──────── Rows ────────
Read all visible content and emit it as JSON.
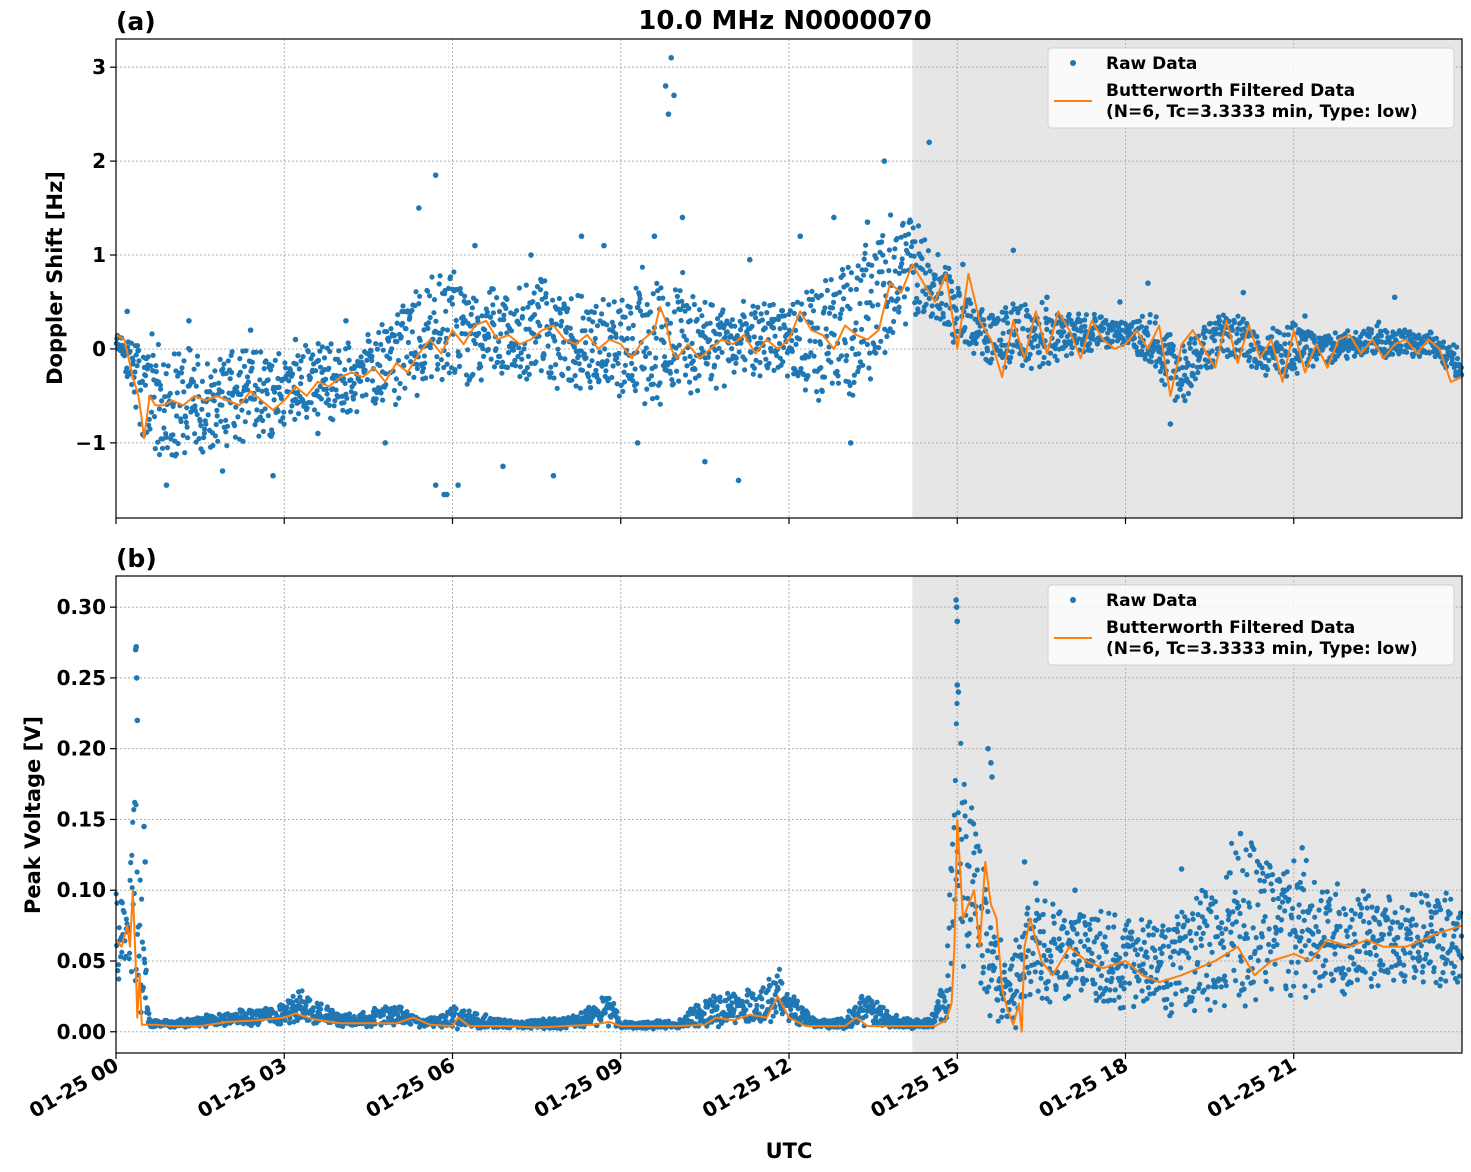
{
  "figure": {
    "title": "10.0 MHz N0000070",
    "xlabel": "UTC"
  },
  "colors": {
    "raw": "#1f77b4",
    "filtered": "#ff7f0e",
    "shade": "#e6e6e6",
    "grid": "#b0b0b0"
  },
  "chart_data": [
    {
      "type": "scatter",
      "panel_label": "(a)",
      "ylabel": "Doppler Shift [Hz]",
      "xlim_hours": [
        0,
        24
      ],
      "ylim": [
        -1.8,
        3.3
      ],
      "yticks": [
        -1,
        0,
        1,
        2,
        3
      ],
      "ytick_labels": [
        "−1",
        "0",
        "1",
        "2",
        "3"
      ],
      "shaded_region_hours": [
        14.2,
        24
      ],
      "legend": {
        "loc": "upper right",
        "entries": [
          "Raw Data",
          "Butterworth Filtered Data",
          "(N=6, Tc=3.3333 min, Type: low)"
        ]
      },
      "series": [
        {
          "name": "Raw Data",
          "kind": "scatter-band",
          "x_hours": [
            0,
            0.3,
            0.5,
            1,
            1.5,
            2,
            2.5,
            3,
            3.5,
            4,
            4.5,
            5,
            5.5,
            6,
            6.5,
            7,
            7.5,
            8,
            8.5,
            9,
            9.5,
            10,
            10.5,
            11,
            11.5,
            12,
            12.5,
            13,
            13.5,
            14,
            14.2,
            14.5,
            15,
            15.5,
            16,
            16.5,
            17,
            17.5,
            18,
            18.5,
            19,
            19.5,
            20,
            20.5,
            21,
            21.5,
            22,
            22.5,
            23,
            23.5,
            24
          ],
          "low": [
            0,
            -0.5,
            -1.2,
            -1.2,
            -1.1,
            -1.1,
            -1.0,
            -0.9,
            -0.8,
            -0.8,
            -0.7,
            -0.6,
            -0.5,
            -0.4,
            -0.4,
            -0.4,
            -0.4,
            -0.5,
            -0.5,
            -0.6,
            -0.7,
            -0.7,
            -0.5,
            -0.4,
            -0.3,
            -0.3,
            -0.6,
            -0.7,
            -0.3,
            0.2,
            0.2,
            0.3,
            0.0,
            -0.2,
            -0.3,
            -0.2,
            -0.1,
            0.0,
            0.0,
            -0.2,
            -0.7,
            -0.2,
            -0.1,
            -0.3,
            -0.3,
            -0.2,
            -0.1,
            -0.1,
            -0.1,
            -0.1,
            -0.4
          ],
          "high": [
            0.2,
            0.1,
            0.2,
            0.1,
            0.0,
            0.0,
            0.1,
            0.0,
            0.1,
            0.1,
            0.2,
            0.4,
            0.8,
            0.9,
            0.7,
            0.7,
            0.8,
            0.6,
            0.6,
            0.6,
            1.0,
            0.9,
            0.5,
            0.5,
            0.6,
            0.5,
            0.8,
            0.9,
            1.2,
            1.6,
            1.5,
            1.2,
            0.8,
            0.4,
            0.6,
            0.5,
            0.4,
            0.4,
            0.3,
            0.4,
            0.1,
            0.4,
            0.4,
            0.2,
            0.3,
            0.2,
            0.2,
            0.3,
            0.2,
            0.2,
            0.0
          ]
        },
        {
          "name": "Raw Data outliers",
          "kind": "points",
          "x_hours": [
            0.2,
            0.9,
            1.3,
            1.9,
            2.4,
            2.8,
            3.2,
            3.6,
            4.1,
            4.8,
            5.4,
            5.7,
            5.7,
            5.85,
            5.9,
            6.1,
            6.4,
            6.9,
            7.4,
            7.8,
            8.3,
            8.7,
            9.3,
            9.6,
            9.8,
            9.85,
            9.9,
            9.95,
            10.1,
            10.5,
            11.1,
            11.3,
            12.2,
            12.8,
            13.1,
            13.4,
            13.7,
            14.5,
            15.1,
            16.0,
            16.6,
            17.9,
            18.4,
            18.8,
            20.1,
            21.2,
            22.8
          ],
          "y": [
            0.4,
            -1.45,
            0.3,
            -1.3,
            0.2,
            -1.35,
            0.1,
            -0.9,
            0.3,
            -1.0,
            1.5,
            1.85,
            -1.45,
            -1.55,
            -1.55,
            -1.45,
            1.1,
            -1.25,
            1.0,
            -1.35,
            1.2,
            1.1,
            -1.0,
            1.2,
            2.8,
            2.5,
            3.1,
            2.7,
            1.4,
            -1.2,
            -1.4,
            0.95,
            1.2,
            1.4,
            -1.0,
            1.35,
            2.0,
            2.2,
            0.9,
            1.05,
            0.55,
            0.5,
            0.7,
            -0.8,
            0.6,
            0.35,
            0.55
          ]
        },
        {
          "name": "Butterworth Filtered Data",
          "kind": "line",
          "x_hours": [
            0,
            0.15,
            0.3,
            0.4,
            0.45,
            0.5,
            0.6,
            0.7,
            0.85,
            1,
            1.2,
            1.4,
            1.6,
            1.8,
            2.0,
            2.2,
            2.4,
            2.6,
            2.8,
            3.0,
            3.2,
            3.4,
            3.6,
            3.8,
            4.0,
            4.2,
            4.4,
            4.6,
            4.8,
            5.0,
            5.2,
            5.4,
            5.6,
            5.8,
            6.0,
            6.2,
            6.4,
            6.6,
            6.8,
            7.0,
            7.2,
            7.4,
            7.6,
            7.8,
            8.0,
            8.2,
            8.4,
            8.6,
            8.8,
            9.0,
            9.2,
            9.4,
            9.6,
            9.7,
            9.8,
            9.9,
            10.0,
            10.2,
            10.4,
            10.6,
            10.8,
            11.0,
            11.2,
            11.4,
            11.6,
            11.8,
            12.0,
            12.2,
            12.4,
            12.6,
            12.8,
            13.0,
            13.2,
            13.4,
            13.6,
            13.8,
            14.0,
            14.2,
            14.4,
            14.6,
            14.8,
            15.0,
            15.2,
            15.4,
            15.6,
            15.8,
            16.0,
            16.2,
            16.4,
            16.6,
            16.8,
            17.0,
            17.2,
            17.4,
            17.6,
            17.8,
            18.0,
            18.2,
            18.4,
            18.6,
            18.8,
            19.0,
            19.2,
            19.4,
            19.6,
            19.8,
            20.0,
            20.2,
            20.4,
            20.6,
            20.8,
            21.0,
            21.2,
            21.4,
            21.6,
            21.8,
            22.0,
            22.2,
            22.4,
            22.6,
            22.8,
            23.0,
            23.2,
            23.4,
            23.6,
            23.8,
            24.0
          ],
          "y": [
            0.15,
            0.1,
            -0.3,
            -0.5,
            -0.7,
            -0.95,
            -0.5,
            -0.6,
            -0.6,
            -0.55,
            -0.6,
            -0.5,
            -0.55,
            -0.5,
            -0.55,
            -0.6,
            -0.45,
            -0.55,
            -0.65,
            -0.55,
            -0.4,
            -0.5,
            -0.35,
            -0.4,
            -0.3,
            -0.25,
            -0.3,
            -0.2,
            -0.35,
            -0.15,
            -0.25,
            -0.05,
            0.1,
            -0.05,
            0.2,
            0.05,
            0.25,
            0.3,
            0.1,
            0.15,
            0.05,
            0.1,
            0.2,
            0.25,
            0.1,
            0.05,
            0.15,
            0.0,
            0.1,
            0.05,
            -0.1,
            0.1,
            0.2,
            0.45,
            0.3,
            0.0,
            -0.1,
            0.05,
            -0.1,
            0.0,
            0.1,
            0.05,
            0.15,
            -0.05,
            0.1,
            0.0,
            0.1,
            0.4,
            0.2,
            0.15,
            0.0,
            0.25,
            0.15,
            0.1,
            0.2,
            0.7,
            0.6,
            0.9,
            0.7,
            0.5,
            0.8,
            0.0,
            0.8,
            0.3,
            0.1,
            -0.3,
            0.3,
            -0.1,
            0.4,
            -0.05,
            0.4,
            0.2,
            -0.1,
            0.3,
            0.1,
            0.0,
            0.05,
            0.2,
            0.0,
            0.25,
            -0.5,
            0.05,
            0.2,
            0.0,
            -0.2,
            0.3,
            -0.15,
            0.25,
            -0.1,
            0.1,
            -0.35,
            0.2,
            -0.25,
            0.05,
            -0.2,
            0.1,
            0.15,
            -0.05,
            0.1,
            -0.1,
            0.05,
            0.1,
            -0.05,
            0.1,
            0.0,
            -0.35,
            -0.3
          ]
        }
      ]
    },
    {
      "type": "scatter",
      "panel_label": "(b)",
      "ylabel": "Peak Voltage [V]",
      "xlabel": "UTC",
      "xlim_hours": [
        0,
        24
      ],
      "ylim": [
        -0.015,
        0.322
      ],
      "yticks": [
        0.0,
        0.05,
        0.1,
        0.15,
        0.2,
        0.25,
        0.3
      ],
      "ytick_labels": [
        "0.00",
        "0.05",
        "0.10",
        "0.15",
        "0.20",
        "0.25",
        "0.30"
      ],
      "xticks_hours": [
        0,
        3,
        6,
        9,
        12,
        15,
        18,
        21
      ],
      "xtick_labels": [
        "01-25 00",
        "01-25 03",
        "01-25 06",
        "01-25 09",
        "01-25 12",
        "01-25 15",
        "01-25 18",
        "01-25 21"
      ],
      "shaded_region_hours": [
        14.2,
        24
      ],
      "legend": {
        "loc": "upper right",
        "entries": [
          "Raw Data",
          "Butterworth Filtered Data",
          "(N=6, Tc=3.3333 min, Type: low)"
        ]
      },
      "series": [
        {
          "name": "Raw Data",
          "kind": "scatter-band",
          "x_hours": [
            0,
            0.2,
            0.35,
            0.45,
            0.6,
            1,
            2,
            3,
            3.3,
            4,
            5,
            5.5,
            6,
            7,
            8,
            8.8,
            9,
            10,
            10.5,
            11,
            11.5,
            11.8,
            12,
            12.5,
            13,
            13.3,
            14,
            14.5,
            14.8,
            14.95,
            15.0,
            15.1,
            15.3,
            15.5,
            15.7,
            15.9,
            16.0,
            16.1,
            16.2,
            16.5,
            17,
            18,
            19,
            20,
            21,
            22,
            23,
            24
          ],
          "low": [
            0.03,
            0.04,
            0.03,
            0.005,
            0.003,
            0.003,
            0.004,
            0.005,
            0.006,
            0.003,
            0.004,
            0.003,
            0.002,
            0.002,
            0.002,
            0.003,
            0.002,
            0.002,
            0.003,
            0.004,
            0.005,
            0.008,
            0.006,
            0.003,
            0.002,
            0.003,
            0.002,
            0.002,
            0.003,
            0.02,
            0.05,
            0.03,
            0.04,
            0.01,
            0.005,
            0.01,
            0.0,
            0.0,
            0.02,
            0.02,
            0.02,
            0.015,
            0.01,
            0.015,
            0.02,
            0.025,
            0.03,
            0.03
          ],
          "high": [
            0.1,
            0.09,
            0.2,
            0.1,
            0.01,
            0.008,
            0.015,
            0.02,
            0.03,
            0.012,
            0.02,
            0.008,
            0.018,
            0.008,
            0.01,
            0.03,
            0.008,
            0.008,
            0.025,
            0.03,
            0.03,
            0.05,
            0.03,
            0.008,
            0.01,
            0.03,
            0.01,
            0.01,
            0.04,
            0.2,
            0.3,
            0.2,
            0.17,
            0.12,
            0.08,
            0.04,
            0.08,
            0.07,
            0.09,
            0.1,
            0.09,
            0.085,
            0.09,
            0.14,
            0.13,
            0.1,
            0.1,
            0.1
          ]
        },
        {
          "name": "Raw Data outliers",
          "kind": "points",
          "x_hours": [
            0.35,
            0.36,
            0.37,
            0.38,
            0.5,
            0.52,
            14.98,
            14.99,
            15.0,
            15.0,
            15.02,
            15.55,
            15.6,
            15.62,
            16.2,
            16.4,
            17.1,
            19.0,
            20.05,
            21.15
          ],
          "y": [
            0.27,
            0.272,
            0.25,
            0.22,
            0.145,
            0.12,
            0.305,
            0.3,
            0.29,
            0.245,
            0.24,
            0.2,
            0.19,
            0.18,
            0.12,
            0.105,
            0.1,
            0.115,
            0.14,
            0.13
          ]
        },
        {
          "name": "Butterworth Filtered Data",
          "kind": "line",
          "x_hours": [
            0,
            0.1,
            0.2,
            0.25,
            0.3,
            0.35,
            0.38,
            0.42,
            0.46,
            0.55,
            0.7,
            1,
            1.5,
            2,
            2.5,
            3,
            3.2,
            3.5,
            4,
            4.5,
            5,
            5.3,
            5.6,
            6,
            6.1,
            6.3,
            7,
            7.5,
            8,
            8.5,
            8.8,
            9,
            9.5,
            10,
            10.5,
            10.7,
            11,
            11.3,
            11.6,
            11.8,
            12,
            12.3,
            12.6,
            13,
            13.2,
            13.4,
            13.6,
            14,
            14.3,
            14.6,
            14.8,
            14.9,
            14.95,
            15.0,
            15.1,
            15.2,
            15.3,
            15.4,
            15.5,
            15.6,
            15.7,
            15.8,
            15.9,
            16.0,
            16.1,
            16.15,
            16.2,
            16.3,
            16.5,
            16.7,
            17,
            17.3,
            17.6,
            18,
            18.3,
            18.6,
            19,
            19.3,
            19.6,
            20,
            20.3,
            20.6,
            21,
            21.3,
            21.6,
            22,
            22.3,
            22.6,
            23,
            23.3,
            23.6,
            24
          ],
          "y": [
            0.065,
            0.06,
            0.075,
            0.06,
            0.1,
            0.05,
            0.01,
            0.04,
            0.005,
            0.005,
            0.005,
            0.004,
            0.004,
            0.007,
            0.008,
            0.01,
            0.013,
            0.009,
            0.006,
            0.006,
            0.006,
            0.01,
            0.005,
            0.004,
            0.01,
            0.004,
            0.004,
            0.003,
            0.004,
            0.005,
            0.007,
            0.004,
            0.004,
            0.004,
            0.005,
            0.01,
            0.008,
            0.012,
            0.01,
            0.025,
            0.01,
            0.004,
            0.004,
            0.004,
            0.01,
            0.004,
            0.004,
            0.004,
            0.004,
            0.004,
            0.008,
            0.02,
            0.06,
            0.15,
            0.08,
            0.09,
            0.1,
            0.06,
            0.12,
            0.09,
            0.08,
            0.03,
            0.015,
            0.005,
            0.02,
            0.0,
            0.06,
            0.08,
            0.05,
            0.04,
            0.06,
            0.05,
            0.045,
            0.05,
            0.04,
            0.035,
            0.04,
            0.045,
            0.05,
            0.06,
            0.04,
            0.05,
            0.055,
            0.05,
            0.065,
            0.06,
            0.065,
            0.06,
            0.06,
            0.065,
            0.07,
            0.075
          ]
        }
      ]
    }
  ]
}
────────
Task goal: Extract lines where the string "ylabel" occurs.

Exercise answer:
      "ylabel": "Doppler Shift [Hz]",
      "ylabel": "Peak Voltage [V]",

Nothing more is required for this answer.